RECORDS:
##############################

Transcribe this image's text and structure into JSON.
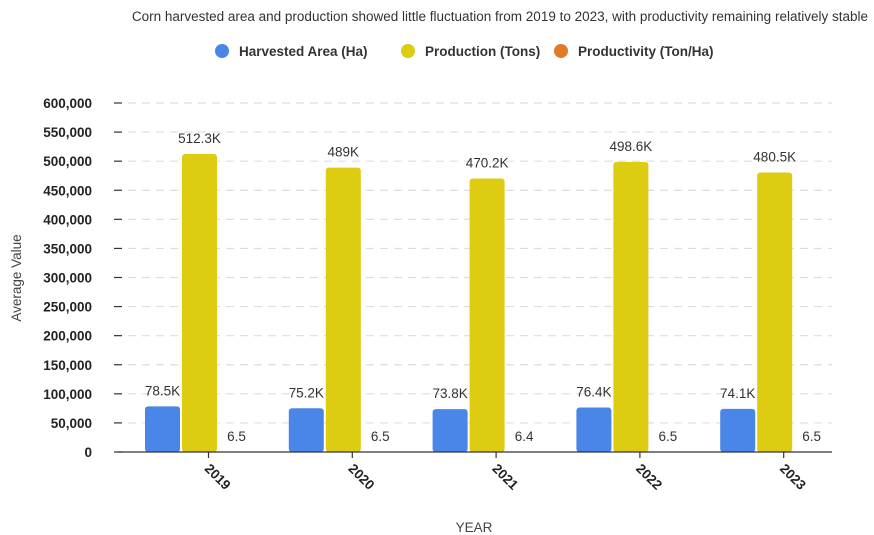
{
  "chart_data": {
    "type": "bar",
    "title": "Corn harvested area and production showed little fluctuation from 2019 to 2023, with productivity remaining relatively stable",
    "xlabel": "YEAR",
    "ylabel": "Average Value",
    "categories": [
      "2019",
      "2020",
      "2021",
      "2022",
      "2023"
    ],
    "ylim": [
      0,
      600000
    ],
    "yticks": [
      0,
      50000,
      100000,
      150000,
      200000,
      250000,
      300000,
      350000,
      400000,
      450000,
      500000,
      550000,
      600000
    ],
    "ytick_labels": [
      "0",
      "50,000",
      "100,000",
      "150,000",
      "200,000",
      "250,000",
      "300,000",
      "350,000",
      "400,000",
      "450,000",
      "500,000",
      "550,000",
      "600,000"
    ],
    "grid": true,
    "legend_position": "top",
    "series": [
      {
        "name": "Harvested Area (Ha)",
        "color": "#4a86e8",
        "values": [
          78500,
          75200,
          73800,
          76400,
          74100
        ],
        "labels": [
          "78.5K",
          "75.2K",
          "73.8K",
          "76.4K",
          "74.1K"
        ]
      },
      {
        "name": "Production (Tons)",
        "color": "#ddcc11",
        "values": [
          512300,
          489000,
          470200,
          498600,
          480500
        ],
        "labels": [
          "512.3K",
          "489K",
          "470.2K",
          "498.6K",
          "480.5K"
        ]
      },
      {
        "name": "Productivity (Ton/Ha)",
        "color": "#e07b2c",
        "values": [
          6.5,
          6.5,
          6.4,
          6.5,
          6.5
        ],
        "labels": [
          "6.5",
          "6.5",
          "6.4",
          "6.5",
          "6.5"
        ]
      }
    ]
  }
}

##############################

WHAT YOU HAVE TO DO: Transcribe the full listing above exactly, with the images removed.

EXERCISE ANSWER:
Transcribe this image's text and structure into JSON.
{
  "chart_data": {
    "type": "bar",
    "title": "Corn harvested area and production showed little fluctuation from 2019 to 2023, with productivity remaining relatively stable",
    "xlabel": "YEAR",
    "ylabel": "Average Value",
    "categories": [
      "2019",
      "2020",
      "2021",
      "2022",
      "2023"
    ],
    "ylim": [
      0,
      600000
    ],
    "yticks": [
      0,
      50000,
      100000,
      150000,
      200000,
      250000,
      300000,
      350000,
      400000,
      450000,
      500000,
      550000,
      600000
    ],
    "ytick_labels": [
      "0",
      "50,000",
      "100,000",
      "150,000",
      "200,000",
      "250,000",
      "300,000",
      "350,000",
      "400,000",
      "450,000",
      "500,000",
      "550,000",
      "600,000"
    ],
    "grid": true,
    "legend_position": "top",
    "series": [
      {
        "name": "Harvested Area (Ha)",
        "color": "#4a86e8",
        "values": [
          78500,
          75200,
          73800,
          76400,
          74100
        ],
        "labels": [
          "78.5K",
          "75.2K",
          "73.8K",
          "76.4K",
          "74.1K"
        ]
      },
      {
        "name": "Production (Tons)",
        "color": "#ddcc11",
        "values": [
          512300,
          489000,
          470200,
          498600,
          480500
        ],
        "labels": [
          "512.3K",
          "489K",
          "470.2K",
          "498.6K",
          "480.5K"
        ]
      },
      {
        "name": "Productivity (Ton/Ha)",
        "color": "#e07b2c",
        "values": [
          6.5,
          6.5,
          6.4,
          6.5,
          6.5
        ],
        "labels": [
          "6.5",
          "6.5",
          "6.4",
          "6.5",
          "6.5"
        ]
      }
    ]
  }
}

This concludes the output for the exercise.